-- Begin INFORMATION SUPPLIED --
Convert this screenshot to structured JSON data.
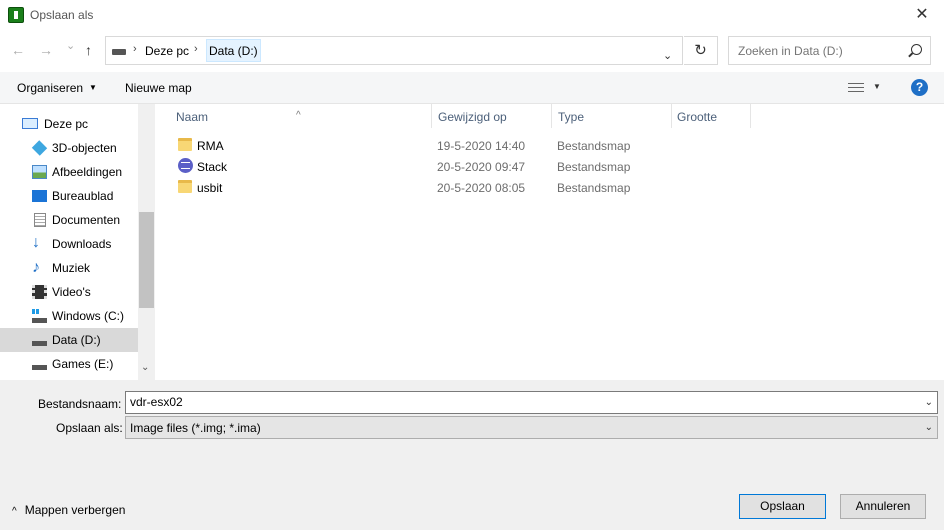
{
  "window": {
    "title": "Opslaan als",
    "close_glyph": "✕"
  },
  "nav": {
    "back_glyph": "←",
    "forward_glyph": "→",
    "recent_glyph": "⌄",
    "up_glyph": "↑"
  },
  "address": {
    "crumbs": [
      "Deze pc",
      "Data (D:)"
    ],
    "separator": "›",
    "dropdown_glyph": "⌄",
    "refresh_glyph": "↻"
  },
  "search": {
    "placeholder": "Zoeken in Data (D:)"
  },
  "toolbar": {
    "organize_label": "Organiseren",
    "organize_caret": "▼",
    "new_folder_label": "Nieuwe map",
    "view_caret": "▼",
    "help_label": "?"
  },
  "sidebar": {
    "items": [
      {
        "label": "Deze pc",
        "icon": "monitor-icon"
      },
      {
        "label": "3D-objecten",
        "icon": "cube-icon"
      },
      {
        "label": "Afbeeldingen",
        "icon": "image-icon"
      },
      {
        "label": "Bureaublad",
        "icon": "desktop-icon"
      },
      {
        "label": "Documenten",
        "icon": "document-icon"
      },
      {
        "label": "Downloads",
        "icon": "download-arrow-icon"
      },
      {
        "label": "Muziek",
        "icon": "music-note-icon"
      },
      {
        "label": "Video's",
        "icon": "film-icon"
      },
      {
        "label": "Windows (C:)",
        "icon": "windows-drive-icon"
      },
      {
        "label": "Data (D:)",
        "icon": "drive-icon"
      },
      {
        "label": "Games (E:)",
        "icon": "drive-icon"
      }
    ],
    "selected_index": 9,
    "scroll_down_glyph": "⌄"
  },
  "columns": {
    "name": "Naam",
    "modified": "Gewijzigd op",
    "type": "Type",
    "size": "Grootte",
    "sort_glyph": "^"
  },
  "files": [
    {
      "name": "RMA",
      "modified": "19-5-2020 14:40",
      "type": "Bestandsmap",
      "icon": "folder-icon"
    },
    {
      "name": "Stack",
      "modified": "20-5-2020 09:47",
      "type": "Bestandsmap",
      "icon": "stack-folder-icon"
    },
    {
      "name": "usbit",
      "modified": "20-5-2020 08:05",
      "type": "Bestandsmap",
      "icon": "folder-icon"
    }
  ],
  "form": {
    "filename_label": "Bestandsnaam:",
    "filename_value": "vdr-esx02",
    "savetype_label": "Opslaan als:",
    "savetype_value": "Image files (*.img; *.ima)",
    "caret_glyph": "⌄"
  },
  "footer": {
    "hide_folders_label": "Mappen verbergen",
    "hide_folders_caret": "^",
    "save_label": "Opslaan",
    "cancel_label": "Annuleren"
  }
}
-- End INFORMATION SUPPLIED --
INSTRUCTIONS FOR THE TASK: Give the material again exactly as it is, but keep the pictures out.

IN RESPONSE:
Convert this screenshot to structured JSON data.
{
  "window": {
    "title": "Opslaan als",
    "close_glyph": "✕"
  },
  "nav": {
    "back_glyph": "←",
    "forward_glyph": "→",
    "recent_glyph": "⌄",
    "up_glyph": "↑"
  },
  "address": {
    "crumbs": [
      "Deze pc",
      "Data (D:)"
    ],
    "separator": "›",
    "dropdown_glyph": "⌄",
    "refresh_glyph": "↻"
  },
  "search": {
    "placeholder": "Zoeken in Data (D:)"
  },
  "toolbar": {
    "organize_label": "Organiseren",
    "organize_caret": "▼",
    "new_folder_label": "Nieuwe map",
    "view_caret": "▼",
    "help_label": "?"
  },
  "sidebar": {
    "items": [
      {
        "label": "Deze pc",
        "icon": "monitor-icon"
      },
      {
        "label": "3D-objecten",
        "icon": "cube-icon"
      },
      {
        "label": "Afbeeldingen",
        "icon": "image-icon"
      },
      {
        "label": "Bureaublad",
        "icon": "desktop-icon"
      },
      {
        "label": "Documenten",
        "icon": "document-icon"
      },
      {
        "label": "Downloads",
        "icon": "download-arrow-icon"
      },
      {
        "label": "Muziek",
        "icon": "music-note-icon"
      },
      {
        "label": "Video's",
        "icon": "film-icon"
      },
      {
        "label": "Windows (C:)",
        "icon": "windows-drive-icon"
      },
      {
        "label": "Data (D:)",
        "icon": "drive-icon"
      },
      {
        "label": "Games (E:)",
        "icon": "drive-icon"
      }
    ],
    "selected_index": 9,
    "scroll_down_glyph": "⌄"
  },
  "columns": {
    "name": "Naam",
    "modified": "Gewijzigd op",
    "type": "Type",
    "size": "Grootte",
    "sort_glyph": "^"
  },
  "files": [
    {
      "name": "RMA",
      "modified": "19-5-2020 14:40",
      "type": "Bestandsmap",
      "icon": "folder-icon"
    },
    {
      "name": "Stack",
      "modified": "20-5-2020 09:47",
      "type": "Bestandsmap",
      "icon": "stack-folder-icon"
    },
    {
      "name": "usbit",
      "modified": "20-5-2020 08:05",
      "type": "Bestandsmap",
      "icon": "folder-icon"
    }
  ],
  "form": {
    "filename_label": "Bestandsnaam:",
    "filename_value": "vdr-esx02",
    "savetype_label": "Opslaan als:",
    "savetype_value": "Image files (*.img; *.ima)",
    "caret_glyph": "⌄"
  },
  "footer": {
    "hide_folders_label": "Mappen verbergen",
    "hide_folders_caret": "^",
    "save_label": "Opslaan",
    "cancel_label": "Annuleren"
  }
}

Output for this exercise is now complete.